* begin PROVIDED DATA *

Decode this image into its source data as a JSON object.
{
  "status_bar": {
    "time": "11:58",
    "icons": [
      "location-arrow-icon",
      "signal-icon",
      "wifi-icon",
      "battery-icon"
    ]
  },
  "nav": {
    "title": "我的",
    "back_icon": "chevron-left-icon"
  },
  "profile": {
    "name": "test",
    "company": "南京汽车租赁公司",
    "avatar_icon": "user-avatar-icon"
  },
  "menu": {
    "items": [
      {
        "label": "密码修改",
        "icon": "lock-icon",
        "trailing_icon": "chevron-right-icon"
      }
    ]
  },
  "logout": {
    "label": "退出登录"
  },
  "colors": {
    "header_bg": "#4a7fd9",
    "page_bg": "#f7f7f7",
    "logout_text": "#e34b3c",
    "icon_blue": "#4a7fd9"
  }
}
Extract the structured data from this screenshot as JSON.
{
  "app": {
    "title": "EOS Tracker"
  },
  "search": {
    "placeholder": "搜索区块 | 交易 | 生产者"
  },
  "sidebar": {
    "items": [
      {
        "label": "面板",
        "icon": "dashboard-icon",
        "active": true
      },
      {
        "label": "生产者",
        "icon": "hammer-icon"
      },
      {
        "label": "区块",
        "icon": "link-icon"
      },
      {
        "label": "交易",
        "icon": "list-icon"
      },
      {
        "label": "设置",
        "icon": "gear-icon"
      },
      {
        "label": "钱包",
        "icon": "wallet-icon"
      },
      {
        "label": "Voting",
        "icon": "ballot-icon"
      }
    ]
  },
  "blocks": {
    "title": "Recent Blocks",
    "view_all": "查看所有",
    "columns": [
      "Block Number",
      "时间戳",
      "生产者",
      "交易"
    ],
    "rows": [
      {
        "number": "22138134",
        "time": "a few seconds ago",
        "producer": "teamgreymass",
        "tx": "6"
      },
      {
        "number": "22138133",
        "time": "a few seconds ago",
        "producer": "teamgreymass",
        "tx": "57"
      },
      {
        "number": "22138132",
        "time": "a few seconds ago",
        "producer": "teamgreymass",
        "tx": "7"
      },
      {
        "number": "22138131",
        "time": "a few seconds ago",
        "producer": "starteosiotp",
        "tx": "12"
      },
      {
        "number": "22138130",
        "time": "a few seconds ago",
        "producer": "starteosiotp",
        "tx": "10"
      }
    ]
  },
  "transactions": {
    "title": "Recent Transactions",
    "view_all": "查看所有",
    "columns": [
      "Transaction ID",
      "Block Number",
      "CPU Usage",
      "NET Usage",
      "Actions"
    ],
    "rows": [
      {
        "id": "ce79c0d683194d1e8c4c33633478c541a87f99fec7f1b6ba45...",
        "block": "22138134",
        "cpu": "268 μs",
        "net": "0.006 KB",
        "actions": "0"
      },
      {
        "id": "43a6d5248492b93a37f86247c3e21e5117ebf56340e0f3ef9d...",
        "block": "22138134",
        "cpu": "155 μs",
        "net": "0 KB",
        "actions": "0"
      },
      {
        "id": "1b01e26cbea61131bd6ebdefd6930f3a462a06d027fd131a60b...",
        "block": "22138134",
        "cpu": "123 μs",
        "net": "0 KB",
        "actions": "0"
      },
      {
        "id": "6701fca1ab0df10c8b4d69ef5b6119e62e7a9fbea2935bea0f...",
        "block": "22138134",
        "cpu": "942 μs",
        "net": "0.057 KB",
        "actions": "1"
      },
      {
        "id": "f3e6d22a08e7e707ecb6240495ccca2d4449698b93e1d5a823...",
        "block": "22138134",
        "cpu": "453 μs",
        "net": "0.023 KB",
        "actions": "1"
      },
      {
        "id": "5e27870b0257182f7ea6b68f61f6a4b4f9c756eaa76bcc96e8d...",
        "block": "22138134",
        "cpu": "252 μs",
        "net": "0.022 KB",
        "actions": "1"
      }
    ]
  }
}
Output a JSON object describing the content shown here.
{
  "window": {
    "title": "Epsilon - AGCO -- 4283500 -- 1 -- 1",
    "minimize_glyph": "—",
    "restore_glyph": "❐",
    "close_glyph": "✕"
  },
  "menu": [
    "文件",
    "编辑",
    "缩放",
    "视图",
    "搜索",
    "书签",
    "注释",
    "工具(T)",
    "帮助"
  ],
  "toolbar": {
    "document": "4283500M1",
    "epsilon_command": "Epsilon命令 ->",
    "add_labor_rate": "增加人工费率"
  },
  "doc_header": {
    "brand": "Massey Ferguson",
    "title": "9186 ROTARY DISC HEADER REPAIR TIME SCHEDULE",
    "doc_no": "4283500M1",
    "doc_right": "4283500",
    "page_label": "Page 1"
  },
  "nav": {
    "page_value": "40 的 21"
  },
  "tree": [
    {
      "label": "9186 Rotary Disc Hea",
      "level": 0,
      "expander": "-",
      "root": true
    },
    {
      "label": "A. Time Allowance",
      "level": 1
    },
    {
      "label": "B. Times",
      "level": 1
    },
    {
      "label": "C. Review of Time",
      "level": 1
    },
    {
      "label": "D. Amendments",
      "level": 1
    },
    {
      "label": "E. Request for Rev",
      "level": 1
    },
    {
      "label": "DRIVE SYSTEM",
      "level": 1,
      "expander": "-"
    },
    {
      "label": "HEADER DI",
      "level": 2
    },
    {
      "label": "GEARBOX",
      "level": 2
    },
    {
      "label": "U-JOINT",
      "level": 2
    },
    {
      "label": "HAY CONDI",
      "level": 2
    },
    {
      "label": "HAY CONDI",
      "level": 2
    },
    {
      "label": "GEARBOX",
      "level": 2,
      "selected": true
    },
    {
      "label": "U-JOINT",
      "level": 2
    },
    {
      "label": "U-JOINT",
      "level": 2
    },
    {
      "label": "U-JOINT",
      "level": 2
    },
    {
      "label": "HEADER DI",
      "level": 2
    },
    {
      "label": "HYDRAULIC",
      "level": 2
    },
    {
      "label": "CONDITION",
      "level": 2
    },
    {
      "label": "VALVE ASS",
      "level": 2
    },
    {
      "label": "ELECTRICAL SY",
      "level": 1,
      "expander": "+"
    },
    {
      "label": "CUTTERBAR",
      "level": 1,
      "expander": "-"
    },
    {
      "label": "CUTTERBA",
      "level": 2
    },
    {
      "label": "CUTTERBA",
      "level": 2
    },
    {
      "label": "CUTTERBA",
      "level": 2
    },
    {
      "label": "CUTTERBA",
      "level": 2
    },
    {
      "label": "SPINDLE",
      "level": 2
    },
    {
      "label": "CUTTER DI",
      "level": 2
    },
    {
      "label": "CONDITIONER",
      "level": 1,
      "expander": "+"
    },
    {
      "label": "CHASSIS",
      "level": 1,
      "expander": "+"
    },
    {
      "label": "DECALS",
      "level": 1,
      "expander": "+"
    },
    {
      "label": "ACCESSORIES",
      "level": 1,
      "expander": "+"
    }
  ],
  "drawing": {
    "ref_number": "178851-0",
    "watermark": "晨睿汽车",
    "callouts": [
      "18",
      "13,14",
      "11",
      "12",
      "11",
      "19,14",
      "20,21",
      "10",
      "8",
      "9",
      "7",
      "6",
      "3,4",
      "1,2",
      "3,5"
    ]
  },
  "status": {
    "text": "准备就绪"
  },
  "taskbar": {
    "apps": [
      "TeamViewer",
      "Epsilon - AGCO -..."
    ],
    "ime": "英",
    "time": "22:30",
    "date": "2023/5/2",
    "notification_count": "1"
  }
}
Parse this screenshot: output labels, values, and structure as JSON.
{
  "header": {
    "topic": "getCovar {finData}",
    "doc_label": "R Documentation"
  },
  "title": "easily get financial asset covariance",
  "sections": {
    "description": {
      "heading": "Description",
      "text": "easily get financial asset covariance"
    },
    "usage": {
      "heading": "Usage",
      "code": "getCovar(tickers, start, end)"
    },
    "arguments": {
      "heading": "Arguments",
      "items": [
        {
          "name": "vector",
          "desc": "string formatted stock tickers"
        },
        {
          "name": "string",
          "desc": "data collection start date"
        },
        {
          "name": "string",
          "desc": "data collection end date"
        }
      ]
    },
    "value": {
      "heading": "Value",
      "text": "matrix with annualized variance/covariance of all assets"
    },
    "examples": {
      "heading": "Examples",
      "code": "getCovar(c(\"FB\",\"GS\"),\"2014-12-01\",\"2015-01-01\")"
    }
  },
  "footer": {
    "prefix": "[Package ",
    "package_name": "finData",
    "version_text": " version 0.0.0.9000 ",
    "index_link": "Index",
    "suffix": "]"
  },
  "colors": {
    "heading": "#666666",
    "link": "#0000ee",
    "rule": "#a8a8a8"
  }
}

* end PROVIDED DATA *

* WORK TO COMPLETE
Count the lines in the records above that hold the word "covariance", and give only that number.

* RESULT OF THE TASK
3